:: DATA PROVIDED ::
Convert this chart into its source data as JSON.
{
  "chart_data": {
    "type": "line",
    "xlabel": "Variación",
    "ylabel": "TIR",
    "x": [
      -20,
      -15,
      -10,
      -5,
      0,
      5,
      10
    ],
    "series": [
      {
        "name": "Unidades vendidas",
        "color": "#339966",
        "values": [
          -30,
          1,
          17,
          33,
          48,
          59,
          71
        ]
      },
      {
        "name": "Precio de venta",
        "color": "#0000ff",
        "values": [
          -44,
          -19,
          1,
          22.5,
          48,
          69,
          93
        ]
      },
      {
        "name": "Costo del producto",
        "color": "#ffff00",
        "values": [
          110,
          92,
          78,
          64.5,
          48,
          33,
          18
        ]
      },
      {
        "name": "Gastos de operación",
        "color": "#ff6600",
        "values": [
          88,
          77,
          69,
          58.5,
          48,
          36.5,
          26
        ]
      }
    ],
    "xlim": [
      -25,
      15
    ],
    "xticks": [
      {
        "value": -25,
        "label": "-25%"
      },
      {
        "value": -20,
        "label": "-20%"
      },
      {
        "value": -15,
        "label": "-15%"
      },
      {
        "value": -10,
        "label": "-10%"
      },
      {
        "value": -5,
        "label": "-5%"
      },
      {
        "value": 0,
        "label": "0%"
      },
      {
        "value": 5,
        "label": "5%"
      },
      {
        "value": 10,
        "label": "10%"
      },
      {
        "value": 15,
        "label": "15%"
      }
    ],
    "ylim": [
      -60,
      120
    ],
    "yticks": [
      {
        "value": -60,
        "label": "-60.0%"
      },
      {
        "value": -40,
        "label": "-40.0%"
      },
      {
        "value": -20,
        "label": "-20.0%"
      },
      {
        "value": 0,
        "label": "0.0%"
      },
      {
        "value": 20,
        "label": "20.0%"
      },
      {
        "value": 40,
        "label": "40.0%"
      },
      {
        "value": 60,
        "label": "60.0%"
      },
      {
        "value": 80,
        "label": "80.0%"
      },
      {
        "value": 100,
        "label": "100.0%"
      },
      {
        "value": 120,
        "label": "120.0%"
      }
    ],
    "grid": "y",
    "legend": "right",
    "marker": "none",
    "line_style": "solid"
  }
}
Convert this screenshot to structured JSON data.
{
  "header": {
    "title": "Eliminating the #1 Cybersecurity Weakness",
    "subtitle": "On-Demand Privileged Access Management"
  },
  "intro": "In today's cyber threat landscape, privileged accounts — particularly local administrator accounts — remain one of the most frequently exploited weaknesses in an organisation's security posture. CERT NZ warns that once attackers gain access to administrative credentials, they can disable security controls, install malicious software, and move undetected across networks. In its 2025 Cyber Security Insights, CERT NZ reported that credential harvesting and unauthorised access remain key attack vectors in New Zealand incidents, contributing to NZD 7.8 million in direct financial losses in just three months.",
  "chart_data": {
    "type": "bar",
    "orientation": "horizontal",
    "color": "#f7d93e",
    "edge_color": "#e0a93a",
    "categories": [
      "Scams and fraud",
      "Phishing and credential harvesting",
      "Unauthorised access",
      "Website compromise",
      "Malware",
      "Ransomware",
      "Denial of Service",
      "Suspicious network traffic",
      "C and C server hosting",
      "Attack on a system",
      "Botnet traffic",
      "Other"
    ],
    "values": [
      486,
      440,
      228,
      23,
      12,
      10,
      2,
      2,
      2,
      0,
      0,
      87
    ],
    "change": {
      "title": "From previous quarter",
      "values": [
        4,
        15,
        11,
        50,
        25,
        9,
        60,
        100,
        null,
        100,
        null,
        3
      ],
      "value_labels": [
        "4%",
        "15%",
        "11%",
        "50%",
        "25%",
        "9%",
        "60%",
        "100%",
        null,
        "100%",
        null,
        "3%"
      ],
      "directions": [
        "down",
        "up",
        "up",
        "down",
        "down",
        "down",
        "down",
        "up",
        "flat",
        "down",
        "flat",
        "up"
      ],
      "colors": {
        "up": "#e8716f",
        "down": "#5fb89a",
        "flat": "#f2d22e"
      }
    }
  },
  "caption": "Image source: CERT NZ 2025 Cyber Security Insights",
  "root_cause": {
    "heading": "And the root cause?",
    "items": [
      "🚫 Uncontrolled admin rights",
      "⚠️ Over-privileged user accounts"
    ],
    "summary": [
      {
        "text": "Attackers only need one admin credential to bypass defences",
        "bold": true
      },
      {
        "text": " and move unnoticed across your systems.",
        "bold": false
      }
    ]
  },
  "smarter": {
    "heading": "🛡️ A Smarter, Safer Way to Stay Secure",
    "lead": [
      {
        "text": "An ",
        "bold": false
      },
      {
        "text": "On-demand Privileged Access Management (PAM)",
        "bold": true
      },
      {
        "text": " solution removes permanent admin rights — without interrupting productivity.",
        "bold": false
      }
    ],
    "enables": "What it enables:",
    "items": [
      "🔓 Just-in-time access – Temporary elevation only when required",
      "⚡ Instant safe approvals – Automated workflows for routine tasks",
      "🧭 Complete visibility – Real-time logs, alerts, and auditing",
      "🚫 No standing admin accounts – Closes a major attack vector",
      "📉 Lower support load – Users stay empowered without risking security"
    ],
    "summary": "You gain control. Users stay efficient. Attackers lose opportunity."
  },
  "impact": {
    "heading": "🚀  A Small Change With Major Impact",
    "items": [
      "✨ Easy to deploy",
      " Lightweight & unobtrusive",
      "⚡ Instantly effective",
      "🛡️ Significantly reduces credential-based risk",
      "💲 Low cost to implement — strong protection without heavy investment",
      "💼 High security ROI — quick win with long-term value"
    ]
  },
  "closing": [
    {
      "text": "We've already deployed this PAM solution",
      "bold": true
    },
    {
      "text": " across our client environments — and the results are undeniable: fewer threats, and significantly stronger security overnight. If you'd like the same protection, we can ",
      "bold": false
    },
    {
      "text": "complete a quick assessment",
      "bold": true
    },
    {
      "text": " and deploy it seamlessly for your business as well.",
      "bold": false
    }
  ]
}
:::
### OBJECTIVE
From the entries above, copy every line where the word "accounts" shows up.

### RESULT OF THE TASK
  "intro": "In today's cyber threat landscape, privileged accounts — particularly local administrator accounts — remain one of the most frequently exploited weaknesses in an organisation's security posture. CERT NZ warns that once attackers gain access to administrative credentials, they can disable security controls, install malicious software, and move undetected across networks. In its 2025 Cyber Security Insights, CERT NZ reported that credential harvesting and unauthorised access remain key attack vectors in New Zealand incidents, contributing to NZD 7.8 million in direct financial losses in just three months.",
      "⚠️ Over-privileged user accounts"
      "🚫 No standing admin accounts – Closes a major attack vector",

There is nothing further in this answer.